— START OF Provided records —

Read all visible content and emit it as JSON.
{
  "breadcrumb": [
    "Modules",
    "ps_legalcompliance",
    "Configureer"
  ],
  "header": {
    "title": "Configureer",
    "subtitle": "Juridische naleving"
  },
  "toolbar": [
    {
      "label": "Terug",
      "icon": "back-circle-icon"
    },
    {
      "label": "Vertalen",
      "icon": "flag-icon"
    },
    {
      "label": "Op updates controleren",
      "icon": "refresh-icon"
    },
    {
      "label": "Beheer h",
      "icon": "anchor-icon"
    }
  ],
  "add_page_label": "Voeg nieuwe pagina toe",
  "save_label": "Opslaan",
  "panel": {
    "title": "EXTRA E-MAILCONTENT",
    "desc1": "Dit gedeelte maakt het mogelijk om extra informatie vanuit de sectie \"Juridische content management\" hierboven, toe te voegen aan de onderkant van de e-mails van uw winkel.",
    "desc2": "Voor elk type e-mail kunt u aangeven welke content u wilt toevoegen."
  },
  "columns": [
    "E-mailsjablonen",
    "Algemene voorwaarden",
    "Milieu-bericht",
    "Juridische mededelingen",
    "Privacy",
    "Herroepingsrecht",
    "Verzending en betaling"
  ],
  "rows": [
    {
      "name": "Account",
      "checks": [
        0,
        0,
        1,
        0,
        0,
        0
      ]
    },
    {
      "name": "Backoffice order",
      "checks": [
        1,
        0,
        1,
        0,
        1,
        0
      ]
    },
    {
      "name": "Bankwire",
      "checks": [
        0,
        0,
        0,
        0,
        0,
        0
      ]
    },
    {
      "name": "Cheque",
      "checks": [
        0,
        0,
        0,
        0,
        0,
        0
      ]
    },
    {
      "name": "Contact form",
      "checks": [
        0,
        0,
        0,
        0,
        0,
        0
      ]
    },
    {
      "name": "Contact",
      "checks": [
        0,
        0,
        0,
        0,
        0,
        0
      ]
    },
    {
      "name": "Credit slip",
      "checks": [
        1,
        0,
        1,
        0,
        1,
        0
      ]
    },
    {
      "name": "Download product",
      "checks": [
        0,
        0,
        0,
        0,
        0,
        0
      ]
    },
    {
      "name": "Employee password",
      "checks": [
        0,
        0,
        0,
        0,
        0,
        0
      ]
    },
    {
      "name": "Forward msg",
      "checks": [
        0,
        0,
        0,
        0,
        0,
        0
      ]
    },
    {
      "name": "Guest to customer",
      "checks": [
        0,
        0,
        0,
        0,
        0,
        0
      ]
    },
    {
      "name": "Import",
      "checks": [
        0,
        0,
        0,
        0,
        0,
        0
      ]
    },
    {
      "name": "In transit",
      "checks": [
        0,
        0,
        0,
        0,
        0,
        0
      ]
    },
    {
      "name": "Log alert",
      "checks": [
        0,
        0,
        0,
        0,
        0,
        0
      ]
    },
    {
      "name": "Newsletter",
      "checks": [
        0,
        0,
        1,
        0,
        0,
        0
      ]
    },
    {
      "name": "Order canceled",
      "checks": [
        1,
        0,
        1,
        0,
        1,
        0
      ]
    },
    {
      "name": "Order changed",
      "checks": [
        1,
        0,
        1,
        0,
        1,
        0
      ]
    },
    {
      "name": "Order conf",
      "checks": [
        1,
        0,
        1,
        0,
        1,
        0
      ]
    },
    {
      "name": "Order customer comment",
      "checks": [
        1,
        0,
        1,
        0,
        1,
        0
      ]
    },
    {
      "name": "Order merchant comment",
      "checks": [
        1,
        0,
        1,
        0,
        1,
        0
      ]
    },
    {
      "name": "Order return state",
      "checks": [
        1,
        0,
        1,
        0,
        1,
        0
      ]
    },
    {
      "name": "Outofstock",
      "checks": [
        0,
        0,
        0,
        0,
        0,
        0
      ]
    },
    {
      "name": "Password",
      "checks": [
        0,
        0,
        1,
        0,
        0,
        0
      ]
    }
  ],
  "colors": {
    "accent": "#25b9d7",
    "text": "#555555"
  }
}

— END OF Provided records —

**What you will do:**
Reproduce every line from the entries that holds the word "customer".

**Answer to the task:**
      "name": "Guest to customer",
      "name": "Order customer comment",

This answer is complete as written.